--- Start of Available data ---

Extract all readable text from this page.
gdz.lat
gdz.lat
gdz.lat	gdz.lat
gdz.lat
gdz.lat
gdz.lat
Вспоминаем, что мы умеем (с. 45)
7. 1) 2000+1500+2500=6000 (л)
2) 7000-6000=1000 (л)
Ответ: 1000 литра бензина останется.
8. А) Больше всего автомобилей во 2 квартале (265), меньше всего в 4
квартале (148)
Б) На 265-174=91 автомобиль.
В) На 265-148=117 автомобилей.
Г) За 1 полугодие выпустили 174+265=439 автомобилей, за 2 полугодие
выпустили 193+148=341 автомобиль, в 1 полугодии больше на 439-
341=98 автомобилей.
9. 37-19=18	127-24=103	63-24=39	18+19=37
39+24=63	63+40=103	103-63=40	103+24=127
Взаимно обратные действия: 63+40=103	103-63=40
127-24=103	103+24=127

--- End of Available data ---

### Objective
In the data above, count the lines where the word "автомобилей" appears; reply with the number only.

### The answer
4